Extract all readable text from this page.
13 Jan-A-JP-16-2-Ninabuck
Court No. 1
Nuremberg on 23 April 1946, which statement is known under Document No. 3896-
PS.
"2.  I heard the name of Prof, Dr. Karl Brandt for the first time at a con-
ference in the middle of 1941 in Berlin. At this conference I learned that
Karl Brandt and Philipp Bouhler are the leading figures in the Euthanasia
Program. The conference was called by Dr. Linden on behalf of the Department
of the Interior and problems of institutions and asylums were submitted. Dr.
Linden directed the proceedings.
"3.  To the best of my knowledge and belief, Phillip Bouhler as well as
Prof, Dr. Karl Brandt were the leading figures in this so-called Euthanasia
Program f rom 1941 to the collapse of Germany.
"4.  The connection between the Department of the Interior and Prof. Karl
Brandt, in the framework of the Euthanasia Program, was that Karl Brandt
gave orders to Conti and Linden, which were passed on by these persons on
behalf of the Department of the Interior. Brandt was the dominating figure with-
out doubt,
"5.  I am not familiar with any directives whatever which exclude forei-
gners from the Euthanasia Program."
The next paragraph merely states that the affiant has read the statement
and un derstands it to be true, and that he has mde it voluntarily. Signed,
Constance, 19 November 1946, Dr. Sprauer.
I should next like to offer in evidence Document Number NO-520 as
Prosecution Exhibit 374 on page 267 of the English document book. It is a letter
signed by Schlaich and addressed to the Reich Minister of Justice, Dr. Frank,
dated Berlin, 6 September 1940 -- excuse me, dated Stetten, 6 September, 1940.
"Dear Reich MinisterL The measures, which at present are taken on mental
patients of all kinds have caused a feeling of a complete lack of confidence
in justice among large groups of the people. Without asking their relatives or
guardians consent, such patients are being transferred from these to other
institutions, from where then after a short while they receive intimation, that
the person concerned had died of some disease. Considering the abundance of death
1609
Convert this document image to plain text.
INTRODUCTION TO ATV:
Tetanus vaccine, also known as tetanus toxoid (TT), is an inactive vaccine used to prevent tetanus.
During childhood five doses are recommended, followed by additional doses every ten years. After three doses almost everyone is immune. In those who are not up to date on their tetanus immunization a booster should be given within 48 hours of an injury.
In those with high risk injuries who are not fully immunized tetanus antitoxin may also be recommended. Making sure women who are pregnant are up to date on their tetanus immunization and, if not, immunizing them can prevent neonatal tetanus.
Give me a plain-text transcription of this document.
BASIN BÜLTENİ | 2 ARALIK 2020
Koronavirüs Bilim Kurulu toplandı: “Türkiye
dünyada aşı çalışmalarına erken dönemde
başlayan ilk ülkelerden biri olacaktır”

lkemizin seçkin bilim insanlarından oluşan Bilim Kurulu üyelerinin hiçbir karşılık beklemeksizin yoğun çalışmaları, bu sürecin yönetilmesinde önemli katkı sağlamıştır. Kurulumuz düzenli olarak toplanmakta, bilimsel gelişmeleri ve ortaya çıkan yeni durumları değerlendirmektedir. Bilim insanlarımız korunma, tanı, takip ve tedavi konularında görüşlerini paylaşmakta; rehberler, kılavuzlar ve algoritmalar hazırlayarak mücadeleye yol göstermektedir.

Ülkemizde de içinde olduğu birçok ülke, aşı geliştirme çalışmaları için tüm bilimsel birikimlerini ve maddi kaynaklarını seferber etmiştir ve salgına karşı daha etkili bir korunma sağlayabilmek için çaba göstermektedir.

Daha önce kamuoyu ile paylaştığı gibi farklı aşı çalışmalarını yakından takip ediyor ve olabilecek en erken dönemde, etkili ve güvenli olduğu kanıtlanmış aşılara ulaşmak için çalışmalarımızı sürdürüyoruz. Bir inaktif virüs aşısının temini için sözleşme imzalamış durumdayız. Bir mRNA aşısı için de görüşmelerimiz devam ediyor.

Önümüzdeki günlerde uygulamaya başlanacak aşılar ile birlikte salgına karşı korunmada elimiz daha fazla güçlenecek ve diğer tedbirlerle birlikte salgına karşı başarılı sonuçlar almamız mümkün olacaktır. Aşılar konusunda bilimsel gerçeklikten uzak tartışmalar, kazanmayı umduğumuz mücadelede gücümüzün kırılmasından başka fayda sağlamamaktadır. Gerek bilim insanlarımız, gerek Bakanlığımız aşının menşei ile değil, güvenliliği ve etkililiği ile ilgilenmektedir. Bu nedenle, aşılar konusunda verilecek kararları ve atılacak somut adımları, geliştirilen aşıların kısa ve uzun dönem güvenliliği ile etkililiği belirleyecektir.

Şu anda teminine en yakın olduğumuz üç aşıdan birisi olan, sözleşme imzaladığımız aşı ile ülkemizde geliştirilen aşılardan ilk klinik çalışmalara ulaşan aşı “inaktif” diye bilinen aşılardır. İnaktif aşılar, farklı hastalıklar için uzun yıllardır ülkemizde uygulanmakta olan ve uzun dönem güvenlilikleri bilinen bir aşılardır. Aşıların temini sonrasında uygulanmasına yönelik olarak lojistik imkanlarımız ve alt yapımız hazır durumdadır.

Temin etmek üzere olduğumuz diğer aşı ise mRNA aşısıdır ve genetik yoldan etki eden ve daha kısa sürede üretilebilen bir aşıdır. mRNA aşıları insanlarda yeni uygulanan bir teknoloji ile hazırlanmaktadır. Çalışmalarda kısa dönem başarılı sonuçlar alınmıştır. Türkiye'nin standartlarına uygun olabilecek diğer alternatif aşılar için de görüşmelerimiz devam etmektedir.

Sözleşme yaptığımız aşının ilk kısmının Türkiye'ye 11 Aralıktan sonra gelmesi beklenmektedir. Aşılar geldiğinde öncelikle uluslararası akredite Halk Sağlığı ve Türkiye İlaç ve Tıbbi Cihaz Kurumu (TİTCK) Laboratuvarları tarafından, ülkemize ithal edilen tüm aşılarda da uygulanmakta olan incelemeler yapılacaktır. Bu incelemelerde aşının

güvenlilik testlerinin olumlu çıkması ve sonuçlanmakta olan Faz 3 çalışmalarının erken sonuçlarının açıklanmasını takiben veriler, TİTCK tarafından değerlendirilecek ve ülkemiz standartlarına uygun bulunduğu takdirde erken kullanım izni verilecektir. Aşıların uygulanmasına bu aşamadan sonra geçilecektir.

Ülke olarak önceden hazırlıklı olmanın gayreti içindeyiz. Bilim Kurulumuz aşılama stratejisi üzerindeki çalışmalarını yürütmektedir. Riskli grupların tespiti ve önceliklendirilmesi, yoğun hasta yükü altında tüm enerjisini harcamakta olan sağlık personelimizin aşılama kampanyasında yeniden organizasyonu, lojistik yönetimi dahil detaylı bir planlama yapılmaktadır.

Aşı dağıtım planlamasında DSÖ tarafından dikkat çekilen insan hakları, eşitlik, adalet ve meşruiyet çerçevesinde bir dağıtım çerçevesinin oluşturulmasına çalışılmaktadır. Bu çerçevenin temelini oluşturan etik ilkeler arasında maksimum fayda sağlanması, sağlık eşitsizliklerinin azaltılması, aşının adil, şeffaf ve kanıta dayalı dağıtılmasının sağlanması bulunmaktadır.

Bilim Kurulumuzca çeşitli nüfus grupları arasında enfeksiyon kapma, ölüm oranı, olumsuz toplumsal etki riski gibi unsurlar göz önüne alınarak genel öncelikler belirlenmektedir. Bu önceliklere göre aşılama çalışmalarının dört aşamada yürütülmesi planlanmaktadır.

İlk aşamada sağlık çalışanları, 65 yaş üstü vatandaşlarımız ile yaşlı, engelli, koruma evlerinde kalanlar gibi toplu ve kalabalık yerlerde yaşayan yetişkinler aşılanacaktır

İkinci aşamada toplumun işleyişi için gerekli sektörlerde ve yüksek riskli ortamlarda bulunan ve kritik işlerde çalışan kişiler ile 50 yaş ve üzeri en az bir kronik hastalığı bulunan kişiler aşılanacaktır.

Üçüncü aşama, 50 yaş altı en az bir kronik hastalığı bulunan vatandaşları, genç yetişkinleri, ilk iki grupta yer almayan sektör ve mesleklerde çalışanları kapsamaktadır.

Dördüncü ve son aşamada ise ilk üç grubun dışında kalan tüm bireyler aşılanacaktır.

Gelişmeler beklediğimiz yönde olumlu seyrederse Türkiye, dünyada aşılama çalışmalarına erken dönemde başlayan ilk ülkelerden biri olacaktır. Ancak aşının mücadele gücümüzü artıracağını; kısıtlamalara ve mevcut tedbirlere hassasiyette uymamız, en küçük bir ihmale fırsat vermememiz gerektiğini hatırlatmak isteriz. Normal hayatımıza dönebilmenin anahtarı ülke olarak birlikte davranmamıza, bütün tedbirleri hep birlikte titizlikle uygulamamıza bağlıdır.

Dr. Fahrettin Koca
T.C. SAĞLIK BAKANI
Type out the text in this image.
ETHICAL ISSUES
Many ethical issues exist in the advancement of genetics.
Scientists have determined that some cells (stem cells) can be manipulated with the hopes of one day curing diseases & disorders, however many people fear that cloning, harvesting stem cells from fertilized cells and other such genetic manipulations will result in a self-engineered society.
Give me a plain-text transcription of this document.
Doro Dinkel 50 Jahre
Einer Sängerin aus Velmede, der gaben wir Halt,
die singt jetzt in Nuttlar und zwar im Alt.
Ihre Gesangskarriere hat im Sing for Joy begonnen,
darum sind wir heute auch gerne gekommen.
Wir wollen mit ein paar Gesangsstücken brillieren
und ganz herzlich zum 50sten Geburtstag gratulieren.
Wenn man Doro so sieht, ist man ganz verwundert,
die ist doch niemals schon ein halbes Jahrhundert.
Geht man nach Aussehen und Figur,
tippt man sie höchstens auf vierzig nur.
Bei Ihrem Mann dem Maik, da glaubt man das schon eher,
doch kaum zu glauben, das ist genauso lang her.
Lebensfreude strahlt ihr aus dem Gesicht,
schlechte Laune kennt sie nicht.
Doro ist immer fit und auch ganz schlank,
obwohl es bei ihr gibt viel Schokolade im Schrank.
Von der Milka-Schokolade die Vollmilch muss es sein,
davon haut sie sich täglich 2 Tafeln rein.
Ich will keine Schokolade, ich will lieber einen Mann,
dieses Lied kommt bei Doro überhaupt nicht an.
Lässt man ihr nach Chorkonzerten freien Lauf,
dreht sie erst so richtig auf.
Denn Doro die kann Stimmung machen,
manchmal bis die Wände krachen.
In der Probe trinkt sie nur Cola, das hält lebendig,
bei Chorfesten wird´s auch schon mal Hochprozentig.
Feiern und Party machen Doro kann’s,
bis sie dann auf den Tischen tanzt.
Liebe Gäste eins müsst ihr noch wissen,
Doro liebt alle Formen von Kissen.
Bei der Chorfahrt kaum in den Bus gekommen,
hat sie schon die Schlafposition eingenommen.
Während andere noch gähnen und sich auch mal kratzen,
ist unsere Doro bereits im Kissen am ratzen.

------------------------------------------------

TASK PROMPT: Please report every line among the entries that includes "fayda".

SOLVED EXERCISE:
Önümüzdeki günlerde uygulamaya başlanacak aşılar ile birlikte salgına karşı korunmada elimiz daha fazla güçlenecek ve diğer tedbirlerle birlikte salgına karşı başarılı sonuçlar almamız mümkün olacaktır. Aşılar konusunda bilimsel gerçeklikten uzak tartışmalar, kazanmayı umduğumuz mücadelede gücümüzün kırılmasından başka fayda sağlamamaktadır. Gerek bilim insanlarımız, gerek Bakanlığımız aşının menşei ile değil, güvenliliği ve etkililiği ile ilgilenmektedir. Bu nedenle, aşılar konusunda verilecek kararları ve atılacak somut adımları, geliştirilen aşıların kısa ve uzun dönem güvenliliği ile etkililiği belirleyecektir.
Aşı dağıtım planlamasında DSÖ tarafından dikkat çekilen insan hakları, eşitlik, adalet ve meşruiyet çerçevesinde bir dağıtım çerçevesinin oluşturulmasına çalışılmaktadır. Bu çerçevenin temelini oluşturan etik ilkeler arasında maksimum fayda sağlanması, sağlık eşitsizliklerinin azaltılması, aşının adil, şeffaf ve kanıta dayalı dağıtılmasının sağlanması bulunmaktadır.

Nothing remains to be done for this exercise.